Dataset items
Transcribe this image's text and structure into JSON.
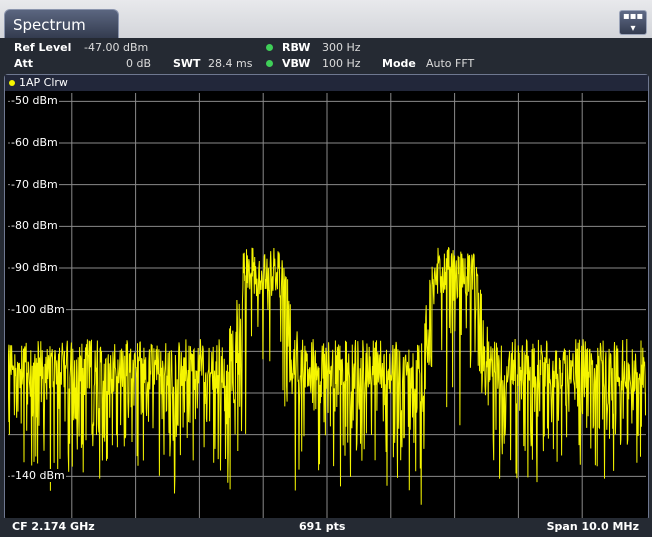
{
  "window": {
    "tab_title": "Spectrum",
    "menu_icon": "menu-icon"
  },
  "settings": {
    "ref_level_label": "Ref Level",
    "ref_level_value": "-47.00 dBm",
    "att_label": "Att",
    "att_value": "0 dB",
    "swt_label": "SWT",
    "swt_value": "28.4 ms",
    "rbw_label": "RBW",
    "rbw_value": "300 Hz",
    "vbw_label": "VBW",
    "vbw_value": "100 Hz",
    "mode_label": "Mode",
    "mode_value": "Auto FFT",
    "indicator_color": "#3fcf58"
  },
  "trace": {
    "label": "1AP Clrw",
    "color": "#f5f500"
  },
  "status": {
    "center_freq": "CF 2.174 GHz",
    "points": "691 pts",
    "span": "Span 10.0 MHz"
  },
  "chart_data": {
    "type": "line",
    "title": "",
    "xlabel": "",
    "ylabel": "",
    "y_tick_labels": [
      "-50 dBm",
      "-60 dBm",
      "-70 dBm",
      "-80 dBm",
      "-90 dBm",
      "-100 dBm",
      "-140 dBm"
    ],
    "y_ticks": [
      -50,
      -60,
      -70,
      -80,
      -90,
      -100,
      -110,
      -120,
      -130,
      -140
    ],
    "ylim": [
      -150,
      -48
    ],
    "xlim": [
      -5,
      5
    ],
    "x_unit": "MHz offset from CF",
    "grid": true,
    "series": [
      {
        "noise_floor_dbm": -113,
        "noise_floor_spread_dbm": [
          -150,
          -108
        ],
        "signals": [
          {
            "center_offset_mhz": -1.0,
            "width_mhz": 0.6,
            "peak_dbm": -85
          },
          {
            "center_offset_mhz": 2.0,
            "width_mhz": 0.6,
            "peak_dbm": -85
          }
        ]
      }
    ]
  }
}
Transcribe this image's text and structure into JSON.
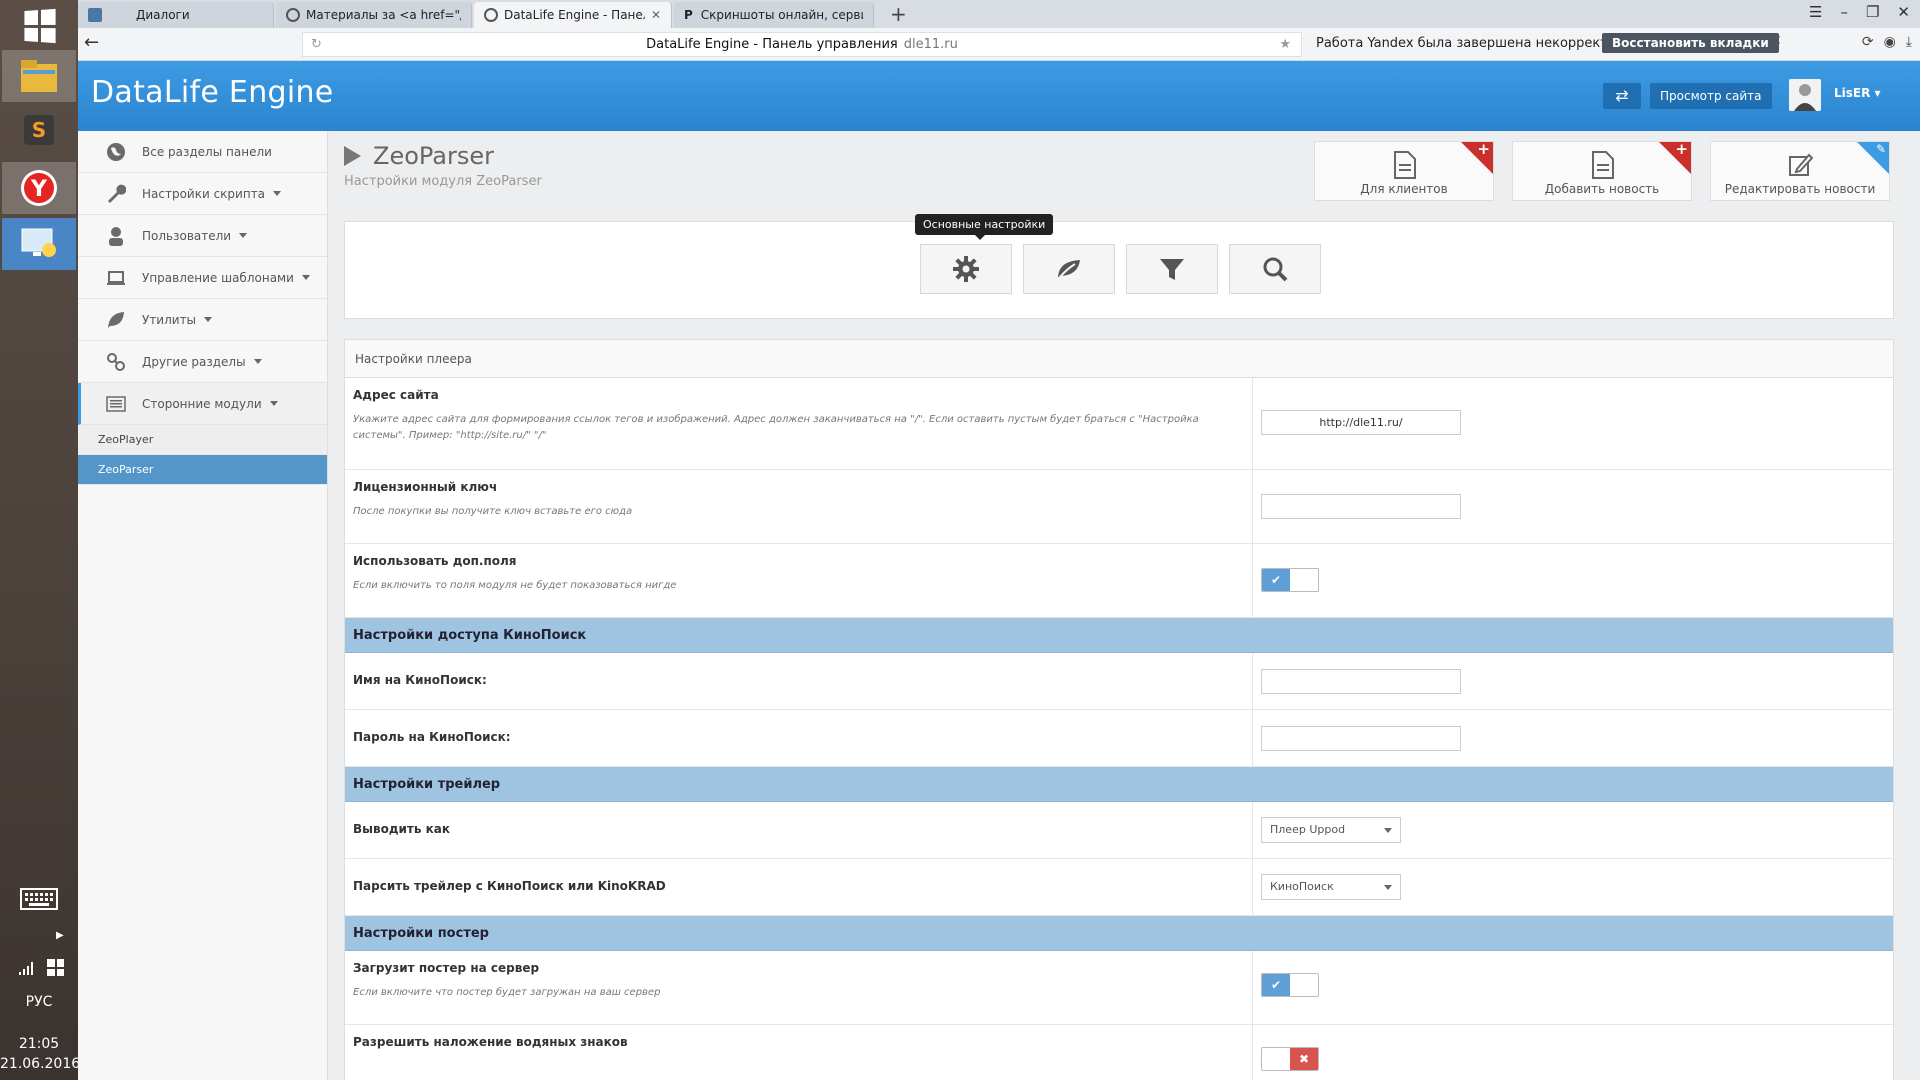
{
  "taskbar": {
    "lang": "РУС",
    "time": "21:05",
    "date": "21.06.2016"
  },
  "browser": {
    "tabs": [
      {
        "label": "Диалоги"
      },
      {
        "label": "Материалы за <a href=\"/inde"
      },
      {
        "label": "DataLife Engine - Панель уп"
      },
      {
        "label": "Скриншоты онлайн, сервис пс"
      }
    ],
    "url_title": "DataLife Engine - Панель управления",
    "url_domain": "dle11.ru",
    "crash_text": "Работа Yandex была завершена некорректно.",
    "restore_label": "Восстановить вкладки"
  },
  "header": {
    "logo": "DataLife Engine",
    "view_site": "Просмотр сайта",
    "user": "LisER"
  },
  "sidebar": {
    "items": [
      {
        "label": "Все разделы панели"
      },
      {
        "label": "Настройки скрипта"
      },
      {
        "label": "Пользователи"
      },
      {
        "label": "Управление шаблонами"
      },
      {
        "label": "Утилиты"
      },
      {
        "label": "Другие разделы"
      },
      {
        "label": "Сторонние модули"
      }
    ],
    "sub": [
      {
        "label": "ZeoPlayer"
      },
      {
        "label": "ZeoParser"
      }
    ]
  },
  "page": {
    "title": "ZeoParser",
    "subtitle": "Настройки модуля ZeoParser",
    "quick": [
      {
        "label": "Для клиентов"
      },
      {
        "label": "Добавить новость"
      },
      {
        "label": "Редактировать новости"
      }
    ],
    "tooltip": "Основные настройки"
  },
  "settings": {
    "header": "Настройки плеера",
    "site": {
      "title": "Адрес сайта",
      "desc": "Укажите адрес сайта для формирования ссылок тегов и изображений. Адрес должен заканчиваться на \"/\". Если оставить пустым будет браться с \"Настройка системы\". Пример: \"http://site.ru/\" \"/\"",
      "value": "http://dle11.ru/"
    },
    "license": {
      "title": "Лицензионный ключ",
      "desc": "После покупки вы получите ключ вставьте его сюда"
    },
    "extra_fields": {
      "title": "Использовать доп.поля",
      "desc": "Если включить то поля модуля не будет показоваться нигде"
    },
    "kp_section": "Настройки доступа КиноПоиск",
    "kp_name": "Имя на КиноПоиск:",
    "kp_pass": "Пароль на КиноПоиск:",
    "trailer_section": "Настройки трейлер",
    "output_as": {
      "title": "Выводить как",
      "value": "Плеер Uppod"
    },
    "parse_trailer": {
      "title": "Парсить трейлер с КиноПоиск или KinoKRAD",
      "value": "КиноПоиск"
    },
    "poster_section": "Настройки постер",
    "upload_poster": {
      "title": "Загрузит постер на сервер",
      "desc": "Если включите что постер будет загружан на ваш сервер"
    },
    "watermark": {
      "title": "Разрешить наложение водяных знаков"
    }
  }
}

▸ **Direction**
Copy out the listing exactly as it stands, but not the pictures.

▸ **Output of the task**
Transcribe this image's text and structure into JSON.
{
  "window": {
    "tab_title": "Spectrum",
    "menu_icon": "menu-icon"
  },
  "settings": {
    "ref_level_label": "Ref Level",
    "ref_level_value": "-47.00 dBm",
    "att_label": "Att",
    "att_value": "0 dB",
    "swt_label": "SWT",
    "swt_value": "28.4 ms",
    "rbw_label": "RBW",
    "rbw_value": "300 Hz",
    "vbw_label": "VBW",
    "vbw_value": "100 Hz",
    "mode_label": "Mode",
    "mode_value": "Auto FFT",
    "indicator_color": "#3fcf58"
  },
  "trace": {
    "label": "1AP Clrw",
    "color": "#f5f500"
  },
  "status": {
    "center_freq": "CF 2.174 GHz",
    "points": "691 pts",
    "span": "Span 10.0 MHz"
  },
  "chart_data": {
    "type": "line",
    "title": "",
    "xlabel": "",
    "ylabel": "",
    "y_tick_labels": [
      "-50 dBm",
      "-60 dBm",
      "-70 dBm",
      "-80 dBm",
      "-90 dBm",
      "-100 dBm",
      "-140 dBm"
    ],
    "y_ticks": [
      -50,
      -60,
      -70,
      -80,
      -90,
      -100,
      -110,
      -120,
      -130,
      -140
    ],
    "ylim": [
      -150,
      -48
    ],
    "xlim": [
      -5,
      5
    ],
    "x_unit": "MHz offset from CF",
    "grid": true,
    "series": [
      {
        "noise_floor_dbm": -113,
        "noise_floor_spread_dbm": [
          -150,
          -108
        ],
        "signals": [
          {
            "center_offset_mhz": -1.0,
            "width_mhz": 0.6,
            "peak_dbm": -85
          },
          {
            "center_offset_mhz": 2.0,
            "width_mhz": 0.6,
            "peak_dbm": -85
          }
        ]
      }
    ]
  }
}
Transcribe this image's text and structure into JSON.
{
  "taskbar": {
    "lang": "РУС",
    "time": "21:05",
    "date": "21.06.2016"
  },
  "browser": {
    "tabs": [
      {
        "label": "Диалоги"
      },
      {
        "label": "Материалы за <a href=\"/inde"
      },
      {
        "label": "DataLife Engine - Панель уп"
      },
      {
        "label": "Скриншоты онлайн, сервис пс"
      }
    ],
    "url_title": "DataLife Engine - Панель управления",
    "url_domain": "dle11.ru",
    "crash_text": "Работа Yandex была завершена некорректно.",
    "restore_label": "Восстановить вкладки"
  },
  "header": {
    "logo": "DataLife Engine",
    "view_site": "Просмотр сайта",
    "user": "LisER"
  },
  "sidebar": {
    "items": [
      {
        "label": "Все разделы панели"
      },
      {
        "label": "Настройки скрипта"
      },
      {
        "label": "Пользователи"
      },
      {
        "label": "Управление шаблонами"
      },
      {
        "label": "Утилиты"
      },
      {
        "label": "Другие разделы"
      },
      {
        "label": "Сторонние модули"
      }
    ],
    "sub": [
      {
        "label": "ZeoPlayer"
      },
      {
        "label": "ZeoParser"
      }
    ]
  },
  "page": {
    "title": "ZeoParser",
    "subtitle": "Настройки модуля ZeoParser",
    "quick": [
      {
        "label": "Для клиентов"
      },
      {
        "label": "Добавить новость"
      },
      {
        "label": "Редактировать новости"
      }
    ],
    "tooltip": "Основные настройки"
  },
  "settings": {
    "header": "Настройки плеера",
    "site": {
      "title": "Адрес сайта",
      "desc": "Укажите адрес сайта для формирования ссылок тегов и изображений. Адрес должен заканчиваться на \"/\". Если оставить пустым будет браться с \"Настройка системы\". Пример: \"http://site.ru/\" \"/\"",
      "value": "http://dle11.ru/"
    },
    "license": {
      "title": "Лицензионный ключ",
      "desc": "После покупки вы получите ключ вставьте его сюда"
    },
    "extra_fields": {
      "title": "Использовать доп.поля",
      "desc": "Если включить то поля модуля не будет показоваться нигде"
    },
    "kp_section": "Настройки доступа КиноПоиск",
    "kp_name": "Имя на КиноПоиск:",
    "kp_pass": "Пароль на КиноПоиск:",
    "trailer_section": "Настройки трейлер",
    "output_as": {
      "title": "Выводить как",
      "value": "Плеер Uppod"
    },
    "parse_trailer": {
      "title": "Парсить трейлер с КиноПоиск или KinoKRAD",
      "value": "КиноПоиск"
    },
    "poster_section": "Настройки постер",
    "upload_poster": {
      "title": "Загрузит постер на сервер",
      "desc": "Если включите что постер будет загружан на ваш сервер"
    },
    "watermark": {
      "title": "Разрешить наложение водяных знаков"
    }
  }
}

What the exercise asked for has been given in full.